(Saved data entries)
○ ○ ○

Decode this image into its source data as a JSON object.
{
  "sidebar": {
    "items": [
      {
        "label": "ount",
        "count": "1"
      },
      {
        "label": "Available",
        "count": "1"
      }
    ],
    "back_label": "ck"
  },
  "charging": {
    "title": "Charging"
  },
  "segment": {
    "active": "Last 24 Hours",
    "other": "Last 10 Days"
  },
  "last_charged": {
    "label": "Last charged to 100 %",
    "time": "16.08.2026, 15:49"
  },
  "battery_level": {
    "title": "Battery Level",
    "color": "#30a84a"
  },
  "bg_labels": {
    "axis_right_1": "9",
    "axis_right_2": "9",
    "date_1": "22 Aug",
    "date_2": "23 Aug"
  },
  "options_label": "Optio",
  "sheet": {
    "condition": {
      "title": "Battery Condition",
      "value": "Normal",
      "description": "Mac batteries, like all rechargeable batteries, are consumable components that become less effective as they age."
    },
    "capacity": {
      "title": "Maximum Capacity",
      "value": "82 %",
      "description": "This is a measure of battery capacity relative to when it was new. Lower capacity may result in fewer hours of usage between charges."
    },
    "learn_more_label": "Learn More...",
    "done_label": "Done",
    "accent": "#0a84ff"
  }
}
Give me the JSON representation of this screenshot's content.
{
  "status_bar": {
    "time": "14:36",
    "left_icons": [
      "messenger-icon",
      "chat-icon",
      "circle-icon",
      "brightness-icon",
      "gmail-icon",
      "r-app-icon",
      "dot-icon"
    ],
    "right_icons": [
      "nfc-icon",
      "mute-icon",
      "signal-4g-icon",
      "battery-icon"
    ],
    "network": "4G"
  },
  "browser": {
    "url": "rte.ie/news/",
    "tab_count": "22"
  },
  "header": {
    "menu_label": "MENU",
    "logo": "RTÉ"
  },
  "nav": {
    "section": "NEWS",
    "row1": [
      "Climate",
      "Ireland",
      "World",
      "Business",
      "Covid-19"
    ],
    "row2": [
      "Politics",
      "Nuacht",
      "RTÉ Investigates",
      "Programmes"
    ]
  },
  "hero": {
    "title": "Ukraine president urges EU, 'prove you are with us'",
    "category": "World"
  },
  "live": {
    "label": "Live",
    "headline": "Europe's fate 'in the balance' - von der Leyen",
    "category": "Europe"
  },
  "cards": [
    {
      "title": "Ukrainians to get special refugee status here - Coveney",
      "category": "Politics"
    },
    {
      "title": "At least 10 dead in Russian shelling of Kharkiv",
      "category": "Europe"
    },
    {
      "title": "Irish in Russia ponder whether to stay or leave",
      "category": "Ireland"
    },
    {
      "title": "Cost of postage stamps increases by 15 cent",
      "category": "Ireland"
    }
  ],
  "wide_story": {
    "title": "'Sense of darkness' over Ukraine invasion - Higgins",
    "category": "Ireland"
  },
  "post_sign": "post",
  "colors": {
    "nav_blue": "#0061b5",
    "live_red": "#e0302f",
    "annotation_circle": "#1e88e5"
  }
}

○ ○ ○

__What you should do__:
Copy out the data shown above without altering anything.

__Full output__:
Decode this image into its source data as a JSON object.
{
  "sidebar": {
    "items": [
      {
        "label": "ount",
        "count": "1"
      },
      {
        "label": "Available",
        "count": "1"
      }
    ],
    "back_label": "ck"
  },
  "charging": {
    "title": "Charging"
  },
  "segment": {
    "active": "Last 24 Hours",
    "other": "Last 10 Days"
  },
  "last_charged": {
    "label": "Last charged to 100 %",
    "time": "16.08.2026, 15:49"
  },
  "battery_level": {
    "title": "Battery Level",
    "color": "#30a84a"
  },
  "bg_labels": {
    "axis_right_1": "9",
    "axis_right_2": "9",
    "date_1": "22 Aug",
    "date_2": "23 Aug"
  },
  "options_label": "Optio",
  "sheet": {
    "condition": {
      "title": "Battery Condition",
      "value": "Normal",
      "description": "Mac batteries, like all rechargeable batteries, are consumable components that become less effective as they age."
    },
    "capacity": {
      "title": "Maximum Capacity",
      "value": "82 %",
      "description": "This is a measure of battery capacity relative to when it was new. Lower capacity may result in fewer hours of usage between charges."
    },
    "learn_more_label": "Learn More...",
    "done_label": "Done",
    "accent": "#0a84ff"
  }
}
Give me the JSON representation of this screenshot's content.
{
  "status_bar": {
    "time": "14:36",
    "left_icons": [
      "messenger-icon",
      "chat-icon",
      "circle-icon",
      "brightness-icon",
      "gmail-icon",
      "r-app-icon",
      "dot-icon"
    ],
    "right_icons": [
      "nfc-icon",
      "mute-icon",
      "signal-4g-icon",
      "battery-icon"
    ],
    "network": "4G"
  },
  "browser": {
    "url": "rte.ie/news/",
    "tab_count": "22"
  },
  "header": {
    "menu_label": "MENU",
    "logo": "RTÉ"
  },
  "nav": {
    "section": "NEWS",
    "row1": [
      "Climate",
      "Ireland",
      "World",
      "Business",
      "Covid-19"
    ],
    "row2": [
      "Politics",
      "Nuacht",
      "RTÉ Investigates",
      "Programmes"
    ]
  },
  "hero": {
    "title": "Ukraine president urges EU, 'prove you are with us'",
    "category": "World"
  },
  "live": {
    "label": "Live",
    "headline": "Europe's fate 'in the balance' - von der Leyen",
    "category": "Europe"
  },
  "cards": [
    {
      "title": "Ukrainians to get special refugee status here - Coveney",
      "category": "Politics"
    },
    {
      "title": "At least 10 dead in Russian shelling of Kharkiv",
      "category": "Europe"
    },
    {
      "title": "Irish in Russia ponder whether to stay or leave",
      "category": "Ireland"
    },
    {
      "title": "Cost of postage stamps increases by 15 cent",
      "category": "Ireland"
    }
  ],
  "wide_story": {
    "title": "'Sense of darkness' over Ukraine invasion - Higgins",
    "category": "Ireland"
  },
  "post_sign": "post",
  "colors": {
    "nav_blue": "#0061b5",
    "live_red": "#e0302f",
    "annotation_circle": "#1e88e5"
  }
}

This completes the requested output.